Description of the task: Pull out the rows running from the one containing "panel-b-x-tick-labels: 0 0.2" through the one containing "x-tick-label: 0 xyxy=(99,934,108,953)", both included, and copy them word for word.

Records shown:
┌──

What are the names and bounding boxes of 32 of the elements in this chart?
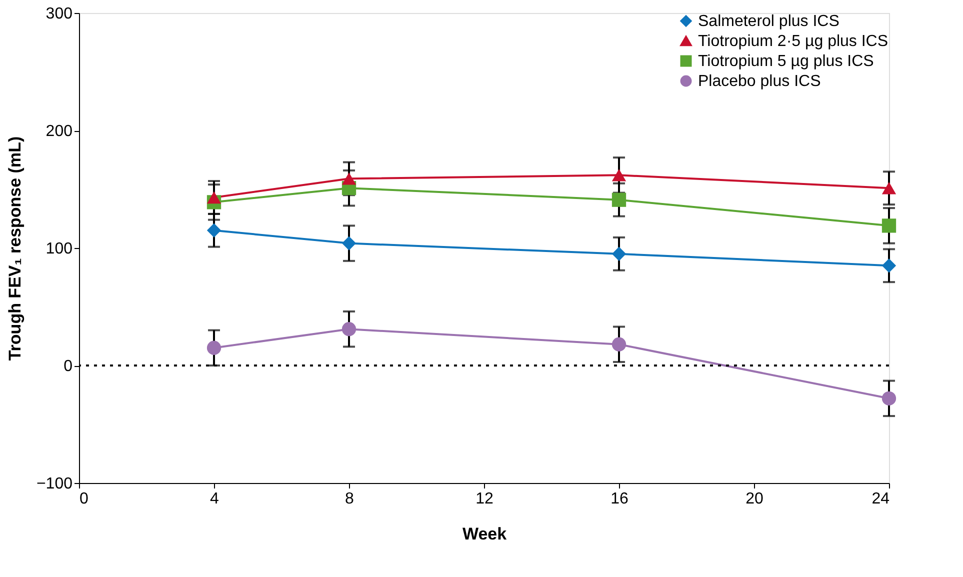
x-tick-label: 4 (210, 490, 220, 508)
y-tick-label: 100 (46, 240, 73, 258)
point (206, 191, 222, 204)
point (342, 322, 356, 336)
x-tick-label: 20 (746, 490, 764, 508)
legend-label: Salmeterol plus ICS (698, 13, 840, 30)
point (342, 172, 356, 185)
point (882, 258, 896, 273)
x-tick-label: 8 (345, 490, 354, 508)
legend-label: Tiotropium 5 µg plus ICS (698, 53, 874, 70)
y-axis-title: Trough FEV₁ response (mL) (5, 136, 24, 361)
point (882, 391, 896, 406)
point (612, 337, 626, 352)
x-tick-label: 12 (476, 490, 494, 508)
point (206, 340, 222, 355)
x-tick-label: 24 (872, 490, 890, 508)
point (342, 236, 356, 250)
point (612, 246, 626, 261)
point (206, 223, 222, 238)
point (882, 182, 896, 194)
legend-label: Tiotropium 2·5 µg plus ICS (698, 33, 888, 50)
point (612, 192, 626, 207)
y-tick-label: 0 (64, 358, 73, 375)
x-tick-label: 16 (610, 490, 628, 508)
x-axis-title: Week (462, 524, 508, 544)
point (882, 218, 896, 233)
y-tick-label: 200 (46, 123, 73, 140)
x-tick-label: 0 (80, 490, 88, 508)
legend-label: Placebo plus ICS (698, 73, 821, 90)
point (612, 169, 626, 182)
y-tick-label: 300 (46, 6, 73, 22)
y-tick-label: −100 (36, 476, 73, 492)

└──
┌──

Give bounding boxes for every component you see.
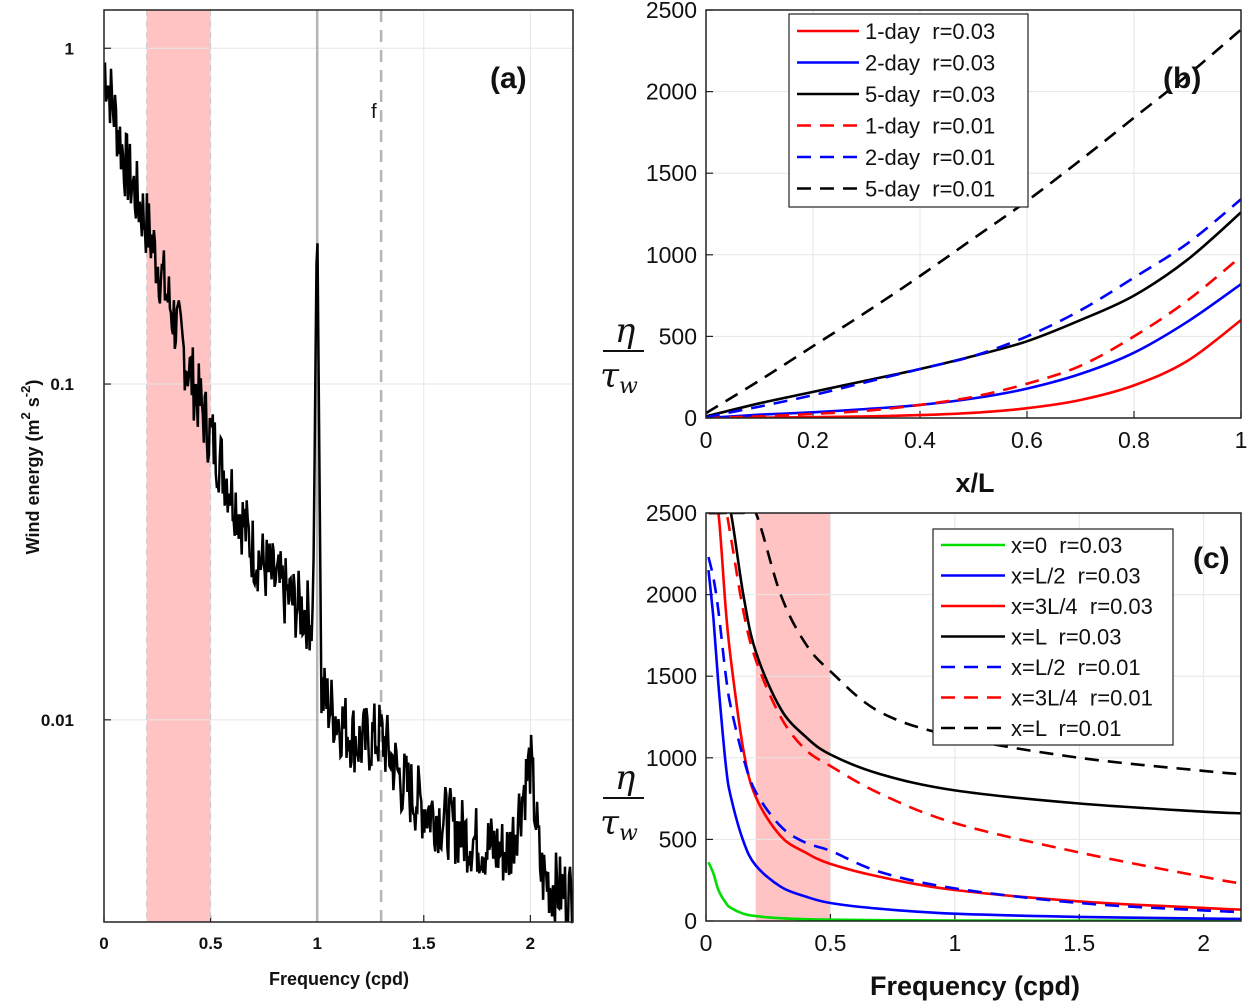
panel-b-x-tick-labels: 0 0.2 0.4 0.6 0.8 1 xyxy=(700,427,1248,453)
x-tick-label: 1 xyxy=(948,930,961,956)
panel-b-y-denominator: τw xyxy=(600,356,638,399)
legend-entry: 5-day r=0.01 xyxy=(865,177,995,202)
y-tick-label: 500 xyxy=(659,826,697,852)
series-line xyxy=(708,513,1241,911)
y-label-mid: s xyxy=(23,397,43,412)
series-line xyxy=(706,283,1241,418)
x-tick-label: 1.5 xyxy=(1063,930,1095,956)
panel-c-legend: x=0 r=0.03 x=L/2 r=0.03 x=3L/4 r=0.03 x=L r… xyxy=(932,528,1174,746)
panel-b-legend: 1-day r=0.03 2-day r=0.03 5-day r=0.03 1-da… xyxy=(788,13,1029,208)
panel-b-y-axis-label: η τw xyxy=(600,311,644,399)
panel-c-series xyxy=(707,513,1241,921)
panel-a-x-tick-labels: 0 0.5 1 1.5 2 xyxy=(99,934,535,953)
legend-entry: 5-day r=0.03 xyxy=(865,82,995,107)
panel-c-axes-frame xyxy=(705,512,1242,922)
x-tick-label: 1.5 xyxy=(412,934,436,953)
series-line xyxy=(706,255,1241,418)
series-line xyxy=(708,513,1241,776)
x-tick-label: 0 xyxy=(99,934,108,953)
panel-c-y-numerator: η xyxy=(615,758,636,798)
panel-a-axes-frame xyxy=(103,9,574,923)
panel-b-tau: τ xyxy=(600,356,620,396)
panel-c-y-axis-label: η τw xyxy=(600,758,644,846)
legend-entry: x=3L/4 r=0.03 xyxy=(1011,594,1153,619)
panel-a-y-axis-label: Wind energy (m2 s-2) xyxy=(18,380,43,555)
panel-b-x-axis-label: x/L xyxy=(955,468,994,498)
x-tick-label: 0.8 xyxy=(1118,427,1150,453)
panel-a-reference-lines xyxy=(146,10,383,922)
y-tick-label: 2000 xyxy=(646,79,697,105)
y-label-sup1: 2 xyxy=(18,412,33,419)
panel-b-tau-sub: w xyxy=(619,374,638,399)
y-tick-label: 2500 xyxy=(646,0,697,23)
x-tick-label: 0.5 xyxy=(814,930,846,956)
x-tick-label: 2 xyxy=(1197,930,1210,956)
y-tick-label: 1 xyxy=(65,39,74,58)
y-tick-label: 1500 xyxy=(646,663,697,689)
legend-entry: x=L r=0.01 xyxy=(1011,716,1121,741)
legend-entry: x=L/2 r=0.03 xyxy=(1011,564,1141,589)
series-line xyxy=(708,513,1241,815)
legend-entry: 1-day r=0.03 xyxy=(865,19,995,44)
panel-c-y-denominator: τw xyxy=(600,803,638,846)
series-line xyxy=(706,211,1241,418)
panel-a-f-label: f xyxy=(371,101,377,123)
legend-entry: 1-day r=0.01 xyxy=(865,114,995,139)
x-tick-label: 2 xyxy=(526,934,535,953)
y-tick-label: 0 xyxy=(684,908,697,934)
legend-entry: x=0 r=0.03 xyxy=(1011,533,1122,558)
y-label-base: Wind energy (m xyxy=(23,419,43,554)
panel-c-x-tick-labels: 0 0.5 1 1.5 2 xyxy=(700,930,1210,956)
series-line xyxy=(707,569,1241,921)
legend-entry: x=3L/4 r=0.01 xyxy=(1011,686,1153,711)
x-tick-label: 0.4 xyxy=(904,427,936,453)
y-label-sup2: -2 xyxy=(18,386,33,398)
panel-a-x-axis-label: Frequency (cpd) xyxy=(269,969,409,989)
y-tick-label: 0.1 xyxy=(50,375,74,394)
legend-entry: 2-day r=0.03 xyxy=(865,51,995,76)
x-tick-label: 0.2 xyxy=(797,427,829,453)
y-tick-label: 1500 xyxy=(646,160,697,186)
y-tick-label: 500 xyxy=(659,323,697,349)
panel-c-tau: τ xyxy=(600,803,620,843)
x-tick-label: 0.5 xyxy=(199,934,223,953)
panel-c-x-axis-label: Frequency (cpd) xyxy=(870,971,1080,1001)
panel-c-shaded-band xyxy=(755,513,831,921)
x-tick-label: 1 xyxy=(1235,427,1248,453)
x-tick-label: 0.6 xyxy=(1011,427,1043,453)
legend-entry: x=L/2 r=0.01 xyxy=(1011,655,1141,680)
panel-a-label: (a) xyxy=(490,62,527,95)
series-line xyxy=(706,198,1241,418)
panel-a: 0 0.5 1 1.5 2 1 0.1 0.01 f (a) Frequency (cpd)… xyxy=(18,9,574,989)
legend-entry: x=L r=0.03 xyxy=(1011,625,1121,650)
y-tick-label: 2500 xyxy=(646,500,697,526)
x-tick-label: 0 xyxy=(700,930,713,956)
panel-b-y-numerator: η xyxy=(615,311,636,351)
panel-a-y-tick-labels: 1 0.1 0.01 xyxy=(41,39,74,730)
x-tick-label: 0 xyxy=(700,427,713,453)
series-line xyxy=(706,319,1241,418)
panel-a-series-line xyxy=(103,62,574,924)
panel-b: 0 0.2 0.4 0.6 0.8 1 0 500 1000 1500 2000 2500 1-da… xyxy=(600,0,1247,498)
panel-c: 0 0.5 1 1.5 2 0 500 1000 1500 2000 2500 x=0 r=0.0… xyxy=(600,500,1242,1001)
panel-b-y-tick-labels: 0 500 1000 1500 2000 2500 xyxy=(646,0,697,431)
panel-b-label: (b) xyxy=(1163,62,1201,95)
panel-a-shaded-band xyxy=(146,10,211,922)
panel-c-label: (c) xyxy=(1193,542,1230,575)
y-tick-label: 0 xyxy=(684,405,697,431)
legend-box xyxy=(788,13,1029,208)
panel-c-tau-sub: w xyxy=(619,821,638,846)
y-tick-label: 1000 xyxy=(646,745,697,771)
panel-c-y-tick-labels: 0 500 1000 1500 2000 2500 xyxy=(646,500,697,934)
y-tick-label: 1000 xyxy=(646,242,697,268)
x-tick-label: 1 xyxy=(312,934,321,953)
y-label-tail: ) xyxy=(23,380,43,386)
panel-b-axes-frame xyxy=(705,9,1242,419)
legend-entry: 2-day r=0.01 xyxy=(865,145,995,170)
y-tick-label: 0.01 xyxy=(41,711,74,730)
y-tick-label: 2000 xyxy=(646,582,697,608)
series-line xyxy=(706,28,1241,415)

└──

Exercise solution:
panel-b-x-tick-labels: 0 0.2 0.4 0.6 0.8 1 xyxy=(700,427,1248,453)
x-tick-label: 1 xyxy=(948,930,961,956)
panel-b-y-denominator: τw xyxy=(600,356,638,399)
legend-entry: 5-day r=0.01 xyxy=(865,177,995,202)
y-tick-label: 500 xyxy=(659,826,697,852)
series-line xyxy=(708,513,1241,911)
y-label-mid: s xyxy=(23,397,43,412)
series-line xyxy=(706,283,1241,418)
x-tick-label: 1.5 xyxy=(1063,930,1095,956)
panel-c-legend: x=0 r=0.03 x=L/2 r=0.03 x=3L/4 r=0.03 x=L r… xyxy=(932,528,1174,746)
panel-b-legend: 1-day r=0.03 2-day r=0.03 5-day r=0.03 1-da… xyxy=(788,13,1029,208)
panel-b-y-axis-label: η τw xyxy=(600,311,644,399)
panel-c-series xyxy=(707,513,1241,921)
panel-a-x-tick-labels: 0 0.5 1 1.5 2 xyxy=(99,934,535,953)
legend-entry: 5-day r=0.03 xyxy=(865,82,995,107)
panel-c-axes-frame xyxy=(705,512,1242,922)
x-tick-label: 1.5 xyxy=(412,934,436,953)
series-line xyxy=(706,255,1241,418)
series-line xyxy=(708,513,1241,776)
x-tick-label: 0 xyxy=(99,934,108,953)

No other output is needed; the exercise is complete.